Could you copy every line from the material below in which "MAKMUR" appears?

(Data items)
# # # #
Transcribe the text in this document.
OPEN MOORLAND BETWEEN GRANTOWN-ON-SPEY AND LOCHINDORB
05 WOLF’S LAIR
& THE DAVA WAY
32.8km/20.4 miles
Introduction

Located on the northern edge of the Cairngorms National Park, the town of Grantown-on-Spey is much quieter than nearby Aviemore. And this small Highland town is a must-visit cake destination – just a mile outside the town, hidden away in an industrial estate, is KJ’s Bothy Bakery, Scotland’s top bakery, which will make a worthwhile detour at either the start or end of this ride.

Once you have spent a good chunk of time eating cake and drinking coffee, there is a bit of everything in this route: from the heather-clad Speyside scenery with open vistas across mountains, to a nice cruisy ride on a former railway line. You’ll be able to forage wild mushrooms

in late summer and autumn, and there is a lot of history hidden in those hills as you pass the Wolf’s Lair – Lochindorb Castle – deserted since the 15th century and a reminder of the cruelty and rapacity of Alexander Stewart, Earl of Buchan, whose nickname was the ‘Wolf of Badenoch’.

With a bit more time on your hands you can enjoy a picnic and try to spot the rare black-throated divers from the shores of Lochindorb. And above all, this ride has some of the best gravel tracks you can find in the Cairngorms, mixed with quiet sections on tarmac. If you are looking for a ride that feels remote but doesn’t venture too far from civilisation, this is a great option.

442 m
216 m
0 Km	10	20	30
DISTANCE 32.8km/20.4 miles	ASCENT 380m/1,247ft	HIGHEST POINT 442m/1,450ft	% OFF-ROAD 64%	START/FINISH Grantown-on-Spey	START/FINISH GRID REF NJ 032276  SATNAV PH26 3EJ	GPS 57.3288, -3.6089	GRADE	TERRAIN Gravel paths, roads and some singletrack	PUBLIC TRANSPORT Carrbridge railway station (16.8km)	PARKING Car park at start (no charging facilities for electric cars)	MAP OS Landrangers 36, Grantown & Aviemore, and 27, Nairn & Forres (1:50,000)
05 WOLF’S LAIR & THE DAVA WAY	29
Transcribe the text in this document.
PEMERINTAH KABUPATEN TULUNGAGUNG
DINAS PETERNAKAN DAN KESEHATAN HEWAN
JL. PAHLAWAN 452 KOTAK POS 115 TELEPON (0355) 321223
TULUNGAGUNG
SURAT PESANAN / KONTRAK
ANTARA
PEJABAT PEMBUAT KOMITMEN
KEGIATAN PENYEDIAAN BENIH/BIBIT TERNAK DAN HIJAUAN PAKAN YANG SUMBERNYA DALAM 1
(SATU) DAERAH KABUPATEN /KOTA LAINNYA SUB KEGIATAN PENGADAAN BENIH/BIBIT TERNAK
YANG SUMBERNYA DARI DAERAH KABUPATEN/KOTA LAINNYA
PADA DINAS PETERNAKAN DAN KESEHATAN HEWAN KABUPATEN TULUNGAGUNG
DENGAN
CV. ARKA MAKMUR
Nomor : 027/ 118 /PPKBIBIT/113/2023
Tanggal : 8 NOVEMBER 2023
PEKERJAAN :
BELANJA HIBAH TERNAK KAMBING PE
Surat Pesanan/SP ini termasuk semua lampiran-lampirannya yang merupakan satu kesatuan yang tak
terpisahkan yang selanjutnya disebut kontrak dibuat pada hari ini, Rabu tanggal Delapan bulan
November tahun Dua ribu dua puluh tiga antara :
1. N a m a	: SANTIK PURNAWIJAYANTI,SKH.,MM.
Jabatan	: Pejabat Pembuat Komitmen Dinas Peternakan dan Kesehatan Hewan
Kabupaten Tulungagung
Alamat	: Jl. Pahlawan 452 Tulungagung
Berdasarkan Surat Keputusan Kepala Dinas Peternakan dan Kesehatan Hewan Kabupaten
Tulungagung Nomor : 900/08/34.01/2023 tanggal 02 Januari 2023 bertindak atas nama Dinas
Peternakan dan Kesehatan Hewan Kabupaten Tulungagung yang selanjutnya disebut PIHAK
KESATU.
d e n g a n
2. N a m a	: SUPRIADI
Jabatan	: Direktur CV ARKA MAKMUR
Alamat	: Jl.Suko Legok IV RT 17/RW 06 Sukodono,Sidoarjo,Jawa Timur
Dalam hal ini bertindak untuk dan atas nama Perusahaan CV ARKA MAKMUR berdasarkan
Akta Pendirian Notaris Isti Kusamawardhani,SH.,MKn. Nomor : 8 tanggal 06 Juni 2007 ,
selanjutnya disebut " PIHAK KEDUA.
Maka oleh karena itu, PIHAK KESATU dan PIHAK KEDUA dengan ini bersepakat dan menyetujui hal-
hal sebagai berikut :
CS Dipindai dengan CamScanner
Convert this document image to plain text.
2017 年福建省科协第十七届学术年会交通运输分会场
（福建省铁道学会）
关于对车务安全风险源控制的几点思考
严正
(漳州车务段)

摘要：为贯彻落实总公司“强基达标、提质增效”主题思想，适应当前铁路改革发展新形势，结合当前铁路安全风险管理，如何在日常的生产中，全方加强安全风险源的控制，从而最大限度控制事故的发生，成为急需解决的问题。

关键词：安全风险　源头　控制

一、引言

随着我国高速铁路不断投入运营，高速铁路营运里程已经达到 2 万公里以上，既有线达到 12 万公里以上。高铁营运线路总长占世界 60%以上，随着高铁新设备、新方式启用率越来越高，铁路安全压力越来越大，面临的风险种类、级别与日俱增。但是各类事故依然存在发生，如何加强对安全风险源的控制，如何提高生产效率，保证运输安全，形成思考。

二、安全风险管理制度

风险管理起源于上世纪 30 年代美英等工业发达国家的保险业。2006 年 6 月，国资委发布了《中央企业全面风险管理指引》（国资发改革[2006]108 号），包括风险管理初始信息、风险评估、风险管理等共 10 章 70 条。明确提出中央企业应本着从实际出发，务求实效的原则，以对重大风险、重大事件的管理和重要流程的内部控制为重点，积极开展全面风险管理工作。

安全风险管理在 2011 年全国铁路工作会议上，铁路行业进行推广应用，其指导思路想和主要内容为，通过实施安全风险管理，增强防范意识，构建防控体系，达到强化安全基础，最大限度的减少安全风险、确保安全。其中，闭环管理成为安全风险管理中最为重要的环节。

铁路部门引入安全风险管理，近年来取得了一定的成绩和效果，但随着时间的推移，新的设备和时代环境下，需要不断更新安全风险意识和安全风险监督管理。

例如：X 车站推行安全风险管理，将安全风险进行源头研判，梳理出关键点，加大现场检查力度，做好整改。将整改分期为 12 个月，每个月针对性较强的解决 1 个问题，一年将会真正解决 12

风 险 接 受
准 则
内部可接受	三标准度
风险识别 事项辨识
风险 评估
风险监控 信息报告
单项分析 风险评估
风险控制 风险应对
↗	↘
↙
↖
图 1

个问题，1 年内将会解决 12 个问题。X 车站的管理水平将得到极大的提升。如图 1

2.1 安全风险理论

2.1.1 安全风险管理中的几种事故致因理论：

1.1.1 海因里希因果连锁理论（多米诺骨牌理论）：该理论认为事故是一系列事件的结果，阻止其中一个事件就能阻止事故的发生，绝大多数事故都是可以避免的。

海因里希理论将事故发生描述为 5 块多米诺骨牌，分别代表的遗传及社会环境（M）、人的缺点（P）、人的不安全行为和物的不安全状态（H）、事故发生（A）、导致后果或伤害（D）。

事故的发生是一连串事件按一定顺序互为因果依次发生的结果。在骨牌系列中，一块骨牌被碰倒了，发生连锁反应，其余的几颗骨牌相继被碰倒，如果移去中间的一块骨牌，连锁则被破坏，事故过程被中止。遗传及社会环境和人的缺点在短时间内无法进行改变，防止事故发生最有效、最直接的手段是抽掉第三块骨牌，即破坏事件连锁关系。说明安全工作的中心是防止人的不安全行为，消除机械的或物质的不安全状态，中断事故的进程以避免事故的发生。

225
# # # #
▶ Exercise answer
CV. ARKA MAKMUR
Jabatan	: Direktur CV ARKA MAKMUR
Dalam hal ini bertindak untuk dan atas nama Perusahaan CV ARKA MAKMUR berdasarkan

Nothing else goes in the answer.